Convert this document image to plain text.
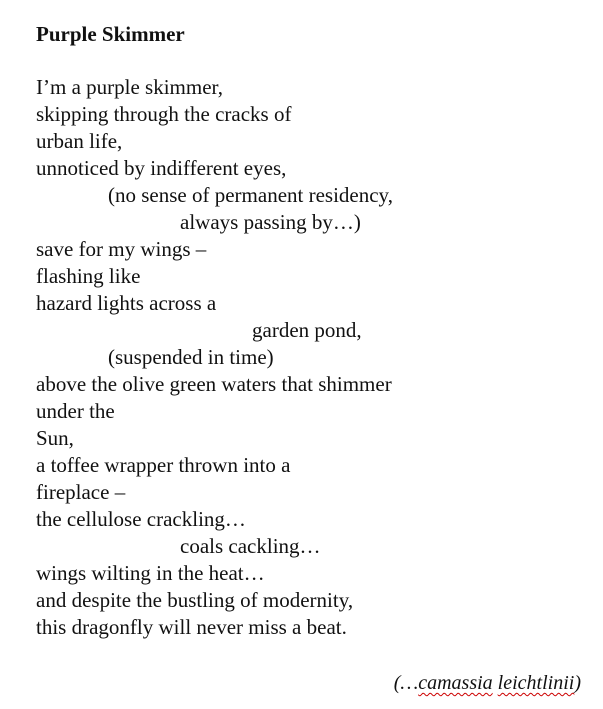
Purple Skimmer
I’m a purple skimmer,
skipping through the cracks of
urban life,
unnoticed by indifferent eyes,
(no sense of permanent residency,
always passing by…)
save for my wings –
flashing like
hazard lights across a
garden pond,
(suspended in time)
above the olive green waters that shimmer
under the
Sun,
a toffee wrapper thrown into a
fireplace –
the cellulose crackling…
coals cackling…
wings wilting in the heat…
and despite the bustling of modernity,
this dragonfly will never miss a beat.
(…camassia leichtlinii)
+ + + + +
§ **WRITTEN REQUEST**
Omit each picture, then return all of the listing exactly as it stands.

§ **ANSWER TO THIS PROBLEM**
Convert this document image to plain text.
Purple Skimmer
I’m a purple skimmer,
skipping through the cracks of
urban life,
unnoticed by indifferent eyes,
(no sense of permanent residency,
always passing by…)
save for my wings –
flashing like
hazard lights across a
garden pond,
(suspended in time)
above the olive green waters that shimmer
under the
Sun,
a toffee wrapper thrown into a
fireplace –
the cellulose crackling…
coals cackling…
wings wilting in the heat…
and despite the bustling of modernity,
this dragonfly will never miss a beat.
(…camassia leichtlinii)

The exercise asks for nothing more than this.